[SUPPLIED MATERIAL start]

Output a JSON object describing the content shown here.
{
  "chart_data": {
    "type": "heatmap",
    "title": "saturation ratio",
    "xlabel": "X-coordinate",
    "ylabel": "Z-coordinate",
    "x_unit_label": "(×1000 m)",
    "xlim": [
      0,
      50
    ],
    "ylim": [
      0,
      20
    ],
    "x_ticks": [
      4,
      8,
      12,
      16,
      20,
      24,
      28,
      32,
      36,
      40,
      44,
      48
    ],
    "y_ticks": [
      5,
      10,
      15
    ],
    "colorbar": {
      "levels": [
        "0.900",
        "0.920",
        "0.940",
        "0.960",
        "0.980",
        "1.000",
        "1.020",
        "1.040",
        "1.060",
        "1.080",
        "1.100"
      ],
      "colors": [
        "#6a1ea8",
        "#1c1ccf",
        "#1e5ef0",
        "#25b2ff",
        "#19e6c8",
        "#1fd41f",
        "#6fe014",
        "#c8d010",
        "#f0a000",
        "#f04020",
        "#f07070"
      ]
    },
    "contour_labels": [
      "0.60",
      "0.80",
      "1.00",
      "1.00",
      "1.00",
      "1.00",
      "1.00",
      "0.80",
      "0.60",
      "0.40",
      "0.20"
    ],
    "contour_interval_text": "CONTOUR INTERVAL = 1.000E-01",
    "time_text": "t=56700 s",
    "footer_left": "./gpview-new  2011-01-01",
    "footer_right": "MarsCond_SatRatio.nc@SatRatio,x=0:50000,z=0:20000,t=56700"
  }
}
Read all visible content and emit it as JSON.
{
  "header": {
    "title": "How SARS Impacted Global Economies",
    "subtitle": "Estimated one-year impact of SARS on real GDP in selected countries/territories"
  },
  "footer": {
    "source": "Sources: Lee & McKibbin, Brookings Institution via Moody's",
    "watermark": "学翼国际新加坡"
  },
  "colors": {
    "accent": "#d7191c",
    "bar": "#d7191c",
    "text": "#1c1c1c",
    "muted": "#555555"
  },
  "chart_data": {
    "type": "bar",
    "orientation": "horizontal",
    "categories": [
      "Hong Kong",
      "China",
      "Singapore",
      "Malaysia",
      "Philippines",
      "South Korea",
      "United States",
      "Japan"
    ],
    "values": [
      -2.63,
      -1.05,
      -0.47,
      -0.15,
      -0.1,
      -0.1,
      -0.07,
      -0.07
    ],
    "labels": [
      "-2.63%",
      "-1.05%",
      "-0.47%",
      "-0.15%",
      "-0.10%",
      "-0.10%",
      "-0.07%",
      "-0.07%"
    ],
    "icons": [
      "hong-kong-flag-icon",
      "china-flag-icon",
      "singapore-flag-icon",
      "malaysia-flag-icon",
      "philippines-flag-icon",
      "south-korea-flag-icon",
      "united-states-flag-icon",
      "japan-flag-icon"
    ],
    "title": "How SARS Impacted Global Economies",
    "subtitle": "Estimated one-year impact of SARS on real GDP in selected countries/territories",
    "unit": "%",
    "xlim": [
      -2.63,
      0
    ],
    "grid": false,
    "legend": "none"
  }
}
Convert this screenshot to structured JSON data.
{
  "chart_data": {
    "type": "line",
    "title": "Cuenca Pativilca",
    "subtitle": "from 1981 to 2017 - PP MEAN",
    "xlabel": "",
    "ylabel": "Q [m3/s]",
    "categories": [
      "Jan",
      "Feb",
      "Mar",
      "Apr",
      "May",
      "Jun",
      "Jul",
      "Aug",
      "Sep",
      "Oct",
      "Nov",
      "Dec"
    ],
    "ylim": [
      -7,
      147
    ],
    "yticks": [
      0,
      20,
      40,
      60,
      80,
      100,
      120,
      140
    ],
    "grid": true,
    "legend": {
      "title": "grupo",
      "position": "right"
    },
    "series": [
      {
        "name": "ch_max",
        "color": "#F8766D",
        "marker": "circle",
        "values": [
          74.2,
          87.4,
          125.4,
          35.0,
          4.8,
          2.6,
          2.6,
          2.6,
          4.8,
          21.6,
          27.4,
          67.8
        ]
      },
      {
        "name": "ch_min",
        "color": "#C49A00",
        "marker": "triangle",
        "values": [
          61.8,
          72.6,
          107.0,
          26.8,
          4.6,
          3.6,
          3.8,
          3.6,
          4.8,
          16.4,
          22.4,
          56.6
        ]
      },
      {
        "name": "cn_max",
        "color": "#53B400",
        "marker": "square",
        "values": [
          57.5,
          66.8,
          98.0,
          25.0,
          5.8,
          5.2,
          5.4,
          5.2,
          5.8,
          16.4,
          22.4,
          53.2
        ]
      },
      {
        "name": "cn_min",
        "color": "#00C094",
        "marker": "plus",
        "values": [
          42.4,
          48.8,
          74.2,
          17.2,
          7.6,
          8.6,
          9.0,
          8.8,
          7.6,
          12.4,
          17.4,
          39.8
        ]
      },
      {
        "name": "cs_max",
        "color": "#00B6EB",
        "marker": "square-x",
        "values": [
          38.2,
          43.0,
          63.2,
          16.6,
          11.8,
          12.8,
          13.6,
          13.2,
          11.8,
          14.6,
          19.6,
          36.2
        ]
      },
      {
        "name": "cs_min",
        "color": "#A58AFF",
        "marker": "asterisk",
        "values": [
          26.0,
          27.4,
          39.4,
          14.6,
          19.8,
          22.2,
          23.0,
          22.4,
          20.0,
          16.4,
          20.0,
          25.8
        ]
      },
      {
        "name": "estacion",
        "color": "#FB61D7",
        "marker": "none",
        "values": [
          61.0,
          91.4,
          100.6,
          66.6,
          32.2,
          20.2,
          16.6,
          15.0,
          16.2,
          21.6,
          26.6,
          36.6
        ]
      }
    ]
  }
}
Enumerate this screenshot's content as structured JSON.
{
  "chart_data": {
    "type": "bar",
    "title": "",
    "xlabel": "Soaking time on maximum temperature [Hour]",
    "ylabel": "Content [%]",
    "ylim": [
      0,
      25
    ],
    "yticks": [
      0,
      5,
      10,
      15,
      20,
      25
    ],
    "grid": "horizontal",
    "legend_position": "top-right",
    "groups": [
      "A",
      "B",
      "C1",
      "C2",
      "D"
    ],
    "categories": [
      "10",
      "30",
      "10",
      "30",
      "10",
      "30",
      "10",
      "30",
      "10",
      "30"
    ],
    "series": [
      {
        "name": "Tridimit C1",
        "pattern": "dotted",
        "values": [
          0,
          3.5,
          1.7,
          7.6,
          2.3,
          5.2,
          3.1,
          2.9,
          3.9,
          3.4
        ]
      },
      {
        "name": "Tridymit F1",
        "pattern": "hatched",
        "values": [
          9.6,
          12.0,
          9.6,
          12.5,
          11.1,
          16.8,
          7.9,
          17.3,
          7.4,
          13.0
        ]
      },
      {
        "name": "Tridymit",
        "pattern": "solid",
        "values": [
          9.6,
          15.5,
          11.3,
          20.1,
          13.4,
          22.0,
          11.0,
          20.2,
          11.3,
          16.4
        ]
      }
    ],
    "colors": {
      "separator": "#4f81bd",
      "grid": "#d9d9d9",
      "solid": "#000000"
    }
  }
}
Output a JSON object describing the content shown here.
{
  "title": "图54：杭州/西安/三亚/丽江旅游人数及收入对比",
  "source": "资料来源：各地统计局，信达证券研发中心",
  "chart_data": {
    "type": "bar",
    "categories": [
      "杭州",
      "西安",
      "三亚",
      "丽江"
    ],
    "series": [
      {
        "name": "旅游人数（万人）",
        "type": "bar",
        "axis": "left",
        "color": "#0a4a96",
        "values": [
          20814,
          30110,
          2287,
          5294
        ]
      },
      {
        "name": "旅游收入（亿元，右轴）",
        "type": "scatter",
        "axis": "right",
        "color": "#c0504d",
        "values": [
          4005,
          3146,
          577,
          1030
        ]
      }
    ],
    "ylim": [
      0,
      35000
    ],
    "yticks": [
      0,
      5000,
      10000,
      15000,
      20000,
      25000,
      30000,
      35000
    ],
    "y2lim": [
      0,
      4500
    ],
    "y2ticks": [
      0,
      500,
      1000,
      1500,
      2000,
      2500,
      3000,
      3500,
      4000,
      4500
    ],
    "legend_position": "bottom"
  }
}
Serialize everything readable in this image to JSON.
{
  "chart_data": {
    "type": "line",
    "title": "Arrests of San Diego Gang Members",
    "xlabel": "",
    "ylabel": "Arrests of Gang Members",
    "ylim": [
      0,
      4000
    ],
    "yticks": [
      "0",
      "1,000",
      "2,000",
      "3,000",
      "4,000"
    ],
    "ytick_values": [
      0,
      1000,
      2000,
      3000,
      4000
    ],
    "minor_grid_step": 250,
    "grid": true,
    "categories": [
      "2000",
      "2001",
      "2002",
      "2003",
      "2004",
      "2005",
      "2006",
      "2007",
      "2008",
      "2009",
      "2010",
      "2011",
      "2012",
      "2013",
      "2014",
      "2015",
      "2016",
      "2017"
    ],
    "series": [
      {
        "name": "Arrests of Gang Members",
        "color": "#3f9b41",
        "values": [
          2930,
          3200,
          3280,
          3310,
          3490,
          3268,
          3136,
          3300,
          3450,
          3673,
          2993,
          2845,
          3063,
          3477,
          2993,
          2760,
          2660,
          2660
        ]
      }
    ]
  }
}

[SUPPLIED MATERIAL end]

- **TO DO**:
Copy each line holding the word "xlabel" from the listing above.

- **ANSWER TO THE TASK**:
    "xlabel": "X-coordinate",
    "xlabel": "",
    "xlabel": "Soaking time on maximum temperature [Hour]",
    "xlabel": "",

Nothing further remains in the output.